In the entries below, find the lines that contain the word "this" and copy them.

★ ★ ★ ★ ★

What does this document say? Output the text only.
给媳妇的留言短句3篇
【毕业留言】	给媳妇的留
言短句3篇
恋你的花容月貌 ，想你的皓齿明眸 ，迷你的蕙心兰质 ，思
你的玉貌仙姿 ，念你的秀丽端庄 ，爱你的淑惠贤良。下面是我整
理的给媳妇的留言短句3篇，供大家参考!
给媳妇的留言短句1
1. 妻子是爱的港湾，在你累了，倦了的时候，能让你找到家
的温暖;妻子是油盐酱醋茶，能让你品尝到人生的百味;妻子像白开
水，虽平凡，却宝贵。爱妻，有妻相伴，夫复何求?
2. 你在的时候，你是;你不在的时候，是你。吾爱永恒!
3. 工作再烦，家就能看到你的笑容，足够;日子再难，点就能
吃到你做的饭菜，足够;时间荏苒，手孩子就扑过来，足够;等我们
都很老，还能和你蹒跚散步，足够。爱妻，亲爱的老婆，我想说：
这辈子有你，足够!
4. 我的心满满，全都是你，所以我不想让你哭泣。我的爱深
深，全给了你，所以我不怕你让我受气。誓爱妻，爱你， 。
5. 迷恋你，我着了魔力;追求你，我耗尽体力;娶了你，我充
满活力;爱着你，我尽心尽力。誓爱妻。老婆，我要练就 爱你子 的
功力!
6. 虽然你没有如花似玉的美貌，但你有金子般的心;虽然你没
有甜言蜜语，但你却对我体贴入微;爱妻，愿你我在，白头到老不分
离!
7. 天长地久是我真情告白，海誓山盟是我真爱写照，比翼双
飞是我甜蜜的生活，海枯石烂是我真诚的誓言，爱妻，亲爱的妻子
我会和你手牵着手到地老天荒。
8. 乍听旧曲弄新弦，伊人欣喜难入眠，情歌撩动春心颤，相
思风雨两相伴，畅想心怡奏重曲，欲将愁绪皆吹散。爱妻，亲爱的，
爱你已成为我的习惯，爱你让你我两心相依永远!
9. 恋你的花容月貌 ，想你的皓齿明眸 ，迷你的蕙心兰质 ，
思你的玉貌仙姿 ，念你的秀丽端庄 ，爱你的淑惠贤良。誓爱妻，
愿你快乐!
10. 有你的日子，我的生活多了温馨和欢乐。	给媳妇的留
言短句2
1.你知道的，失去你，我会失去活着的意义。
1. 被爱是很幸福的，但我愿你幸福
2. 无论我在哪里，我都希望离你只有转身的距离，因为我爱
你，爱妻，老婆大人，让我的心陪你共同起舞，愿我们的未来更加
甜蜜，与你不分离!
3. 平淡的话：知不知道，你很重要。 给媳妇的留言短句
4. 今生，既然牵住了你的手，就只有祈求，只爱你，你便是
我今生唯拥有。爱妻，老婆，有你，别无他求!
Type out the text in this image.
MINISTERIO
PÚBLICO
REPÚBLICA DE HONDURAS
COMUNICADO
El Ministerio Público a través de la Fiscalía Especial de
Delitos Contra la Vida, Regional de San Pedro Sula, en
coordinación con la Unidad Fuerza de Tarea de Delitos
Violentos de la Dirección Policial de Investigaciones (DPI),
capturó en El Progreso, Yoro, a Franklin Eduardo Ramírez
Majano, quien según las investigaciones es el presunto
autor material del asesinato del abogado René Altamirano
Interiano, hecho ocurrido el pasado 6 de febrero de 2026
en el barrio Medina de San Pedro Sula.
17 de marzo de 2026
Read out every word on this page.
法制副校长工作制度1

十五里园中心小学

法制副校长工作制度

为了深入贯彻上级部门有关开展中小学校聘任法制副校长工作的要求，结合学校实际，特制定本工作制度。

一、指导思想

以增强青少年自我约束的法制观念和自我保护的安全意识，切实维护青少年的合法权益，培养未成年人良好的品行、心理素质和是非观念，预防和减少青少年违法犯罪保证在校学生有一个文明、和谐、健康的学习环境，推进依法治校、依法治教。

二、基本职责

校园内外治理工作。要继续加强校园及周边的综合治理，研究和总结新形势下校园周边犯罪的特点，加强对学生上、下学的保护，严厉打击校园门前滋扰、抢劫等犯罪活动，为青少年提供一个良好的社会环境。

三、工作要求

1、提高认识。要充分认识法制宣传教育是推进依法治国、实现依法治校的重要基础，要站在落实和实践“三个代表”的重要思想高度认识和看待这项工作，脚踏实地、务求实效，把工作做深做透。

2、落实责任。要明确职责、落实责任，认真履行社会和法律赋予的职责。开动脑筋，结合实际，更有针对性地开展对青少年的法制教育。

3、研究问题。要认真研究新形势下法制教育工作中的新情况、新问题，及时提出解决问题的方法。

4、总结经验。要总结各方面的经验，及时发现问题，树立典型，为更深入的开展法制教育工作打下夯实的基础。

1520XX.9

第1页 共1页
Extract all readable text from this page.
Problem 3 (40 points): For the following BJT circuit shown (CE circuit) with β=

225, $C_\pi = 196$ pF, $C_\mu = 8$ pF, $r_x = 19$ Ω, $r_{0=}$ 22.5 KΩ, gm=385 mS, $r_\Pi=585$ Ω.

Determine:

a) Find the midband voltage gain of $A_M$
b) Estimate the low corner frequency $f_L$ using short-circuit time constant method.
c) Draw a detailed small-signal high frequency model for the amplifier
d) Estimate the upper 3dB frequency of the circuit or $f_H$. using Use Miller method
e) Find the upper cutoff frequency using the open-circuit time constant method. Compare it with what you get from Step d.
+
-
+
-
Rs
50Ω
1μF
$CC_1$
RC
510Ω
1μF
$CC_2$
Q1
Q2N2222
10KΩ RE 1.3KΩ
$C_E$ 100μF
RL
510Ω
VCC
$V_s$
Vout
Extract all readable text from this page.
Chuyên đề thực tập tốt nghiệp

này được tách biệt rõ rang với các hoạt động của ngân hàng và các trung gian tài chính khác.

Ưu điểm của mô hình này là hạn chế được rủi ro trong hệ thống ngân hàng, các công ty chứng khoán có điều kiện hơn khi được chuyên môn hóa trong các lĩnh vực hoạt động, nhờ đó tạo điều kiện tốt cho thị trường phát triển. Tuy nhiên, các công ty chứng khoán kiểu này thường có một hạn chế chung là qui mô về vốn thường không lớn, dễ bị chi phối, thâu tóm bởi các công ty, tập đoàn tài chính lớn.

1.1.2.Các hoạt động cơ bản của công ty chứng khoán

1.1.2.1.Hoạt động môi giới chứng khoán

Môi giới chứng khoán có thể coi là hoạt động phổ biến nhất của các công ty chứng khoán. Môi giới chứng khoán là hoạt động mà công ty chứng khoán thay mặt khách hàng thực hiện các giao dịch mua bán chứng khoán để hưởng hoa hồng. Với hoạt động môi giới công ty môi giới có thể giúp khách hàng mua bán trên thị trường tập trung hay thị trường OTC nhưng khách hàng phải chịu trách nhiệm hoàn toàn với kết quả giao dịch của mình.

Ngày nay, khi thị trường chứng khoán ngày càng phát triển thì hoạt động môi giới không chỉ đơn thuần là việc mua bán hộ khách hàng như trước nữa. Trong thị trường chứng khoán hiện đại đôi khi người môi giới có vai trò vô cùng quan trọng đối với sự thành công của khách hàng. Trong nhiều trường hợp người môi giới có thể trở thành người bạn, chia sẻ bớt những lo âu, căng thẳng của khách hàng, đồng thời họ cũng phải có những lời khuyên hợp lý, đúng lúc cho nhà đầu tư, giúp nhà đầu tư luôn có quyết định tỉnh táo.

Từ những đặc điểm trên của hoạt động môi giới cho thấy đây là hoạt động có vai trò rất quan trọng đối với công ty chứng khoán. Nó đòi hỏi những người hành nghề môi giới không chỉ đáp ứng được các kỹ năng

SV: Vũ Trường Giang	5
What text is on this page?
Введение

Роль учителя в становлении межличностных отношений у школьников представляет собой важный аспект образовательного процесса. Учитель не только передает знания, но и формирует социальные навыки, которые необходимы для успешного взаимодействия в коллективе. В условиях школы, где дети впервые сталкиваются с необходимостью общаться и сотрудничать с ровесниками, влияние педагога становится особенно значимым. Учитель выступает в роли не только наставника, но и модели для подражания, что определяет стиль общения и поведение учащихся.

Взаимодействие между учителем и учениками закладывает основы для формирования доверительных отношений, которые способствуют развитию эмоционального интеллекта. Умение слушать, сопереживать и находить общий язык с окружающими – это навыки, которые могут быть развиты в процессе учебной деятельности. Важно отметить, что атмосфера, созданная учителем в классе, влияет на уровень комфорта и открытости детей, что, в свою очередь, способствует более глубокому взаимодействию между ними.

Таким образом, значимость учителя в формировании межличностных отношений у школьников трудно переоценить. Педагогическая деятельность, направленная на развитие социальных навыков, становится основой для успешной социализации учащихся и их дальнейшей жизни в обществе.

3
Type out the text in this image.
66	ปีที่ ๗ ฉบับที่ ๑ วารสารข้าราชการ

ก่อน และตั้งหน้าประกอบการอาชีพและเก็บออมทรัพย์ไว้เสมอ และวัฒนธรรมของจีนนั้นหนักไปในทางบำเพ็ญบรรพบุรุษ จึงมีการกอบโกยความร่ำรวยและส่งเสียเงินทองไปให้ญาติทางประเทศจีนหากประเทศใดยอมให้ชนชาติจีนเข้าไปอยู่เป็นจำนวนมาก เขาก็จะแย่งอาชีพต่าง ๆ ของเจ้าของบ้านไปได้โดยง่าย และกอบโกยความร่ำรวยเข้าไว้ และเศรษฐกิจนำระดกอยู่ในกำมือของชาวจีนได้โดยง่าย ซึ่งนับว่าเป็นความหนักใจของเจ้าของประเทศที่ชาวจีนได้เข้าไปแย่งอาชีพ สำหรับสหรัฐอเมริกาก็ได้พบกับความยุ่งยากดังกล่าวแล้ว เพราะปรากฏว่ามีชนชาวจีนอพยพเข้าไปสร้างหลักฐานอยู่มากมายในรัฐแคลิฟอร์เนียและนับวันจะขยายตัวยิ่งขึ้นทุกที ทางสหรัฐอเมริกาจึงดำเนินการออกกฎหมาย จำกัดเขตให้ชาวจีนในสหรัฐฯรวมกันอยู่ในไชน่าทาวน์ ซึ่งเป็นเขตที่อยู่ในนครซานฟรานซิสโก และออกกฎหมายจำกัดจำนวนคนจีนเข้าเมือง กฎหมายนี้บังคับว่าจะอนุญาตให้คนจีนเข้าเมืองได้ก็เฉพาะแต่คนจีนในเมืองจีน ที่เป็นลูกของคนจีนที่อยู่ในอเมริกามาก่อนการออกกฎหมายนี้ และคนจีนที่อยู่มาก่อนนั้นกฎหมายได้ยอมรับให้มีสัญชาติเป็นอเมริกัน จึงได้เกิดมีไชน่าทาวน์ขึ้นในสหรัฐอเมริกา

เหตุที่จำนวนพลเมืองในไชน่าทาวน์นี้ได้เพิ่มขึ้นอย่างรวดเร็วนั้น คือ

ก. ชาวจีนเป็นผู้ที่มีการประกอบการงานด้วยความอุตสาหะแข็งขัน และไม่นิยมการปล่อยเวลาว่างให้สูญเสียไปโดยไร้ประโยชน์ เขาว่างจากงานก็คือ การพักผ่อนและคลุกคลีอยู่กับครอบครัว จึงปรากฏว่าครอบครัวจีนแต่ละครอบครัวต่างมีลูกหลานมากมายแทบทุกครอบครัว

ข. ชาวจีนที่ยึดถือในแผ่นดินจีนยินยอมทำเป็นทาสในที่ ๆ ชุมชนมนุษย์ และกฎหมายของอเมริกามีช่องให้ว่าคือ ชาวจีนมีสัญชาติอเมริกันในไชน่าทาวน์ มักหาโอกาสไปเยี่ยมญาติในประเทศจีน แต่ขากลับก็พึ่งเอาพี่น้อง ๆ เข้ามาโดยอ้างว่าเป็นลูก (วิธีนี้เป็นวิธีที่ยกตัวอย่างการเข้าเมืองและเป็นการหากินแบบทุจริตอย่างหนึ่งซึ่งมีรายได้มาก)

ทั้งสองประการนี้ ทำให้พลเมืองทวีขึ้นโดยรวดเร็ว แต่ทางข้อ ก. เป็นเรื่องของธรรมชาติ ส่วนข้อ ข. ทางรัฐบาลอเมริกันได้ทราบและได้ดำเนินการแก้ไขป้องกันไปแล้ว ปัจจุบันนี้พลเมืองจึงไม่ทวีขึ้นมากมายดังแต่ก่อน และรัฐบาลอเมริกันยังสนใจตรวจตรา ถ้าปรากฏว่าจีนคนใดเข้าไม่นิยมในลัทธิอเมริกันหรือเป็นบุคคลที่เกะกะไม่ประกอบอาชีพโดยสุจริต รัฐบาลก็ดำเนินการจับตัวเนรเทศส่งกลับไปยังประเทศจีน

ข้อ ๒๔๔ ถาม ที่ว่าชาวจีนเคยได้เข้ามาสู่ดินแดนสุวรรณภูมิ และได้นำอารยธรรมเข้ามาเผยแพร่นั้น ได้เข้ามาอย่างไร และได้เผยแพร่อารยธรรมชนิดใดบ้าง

★ ★ ★ ★ ★

**Final result**
What does this document say? Output the text only.
Type out the text in this image.
Read out every word on this page.
Extract all readable text from this page.
Extract all readable text from this page.
What text is on this page?
Type out the text in this image.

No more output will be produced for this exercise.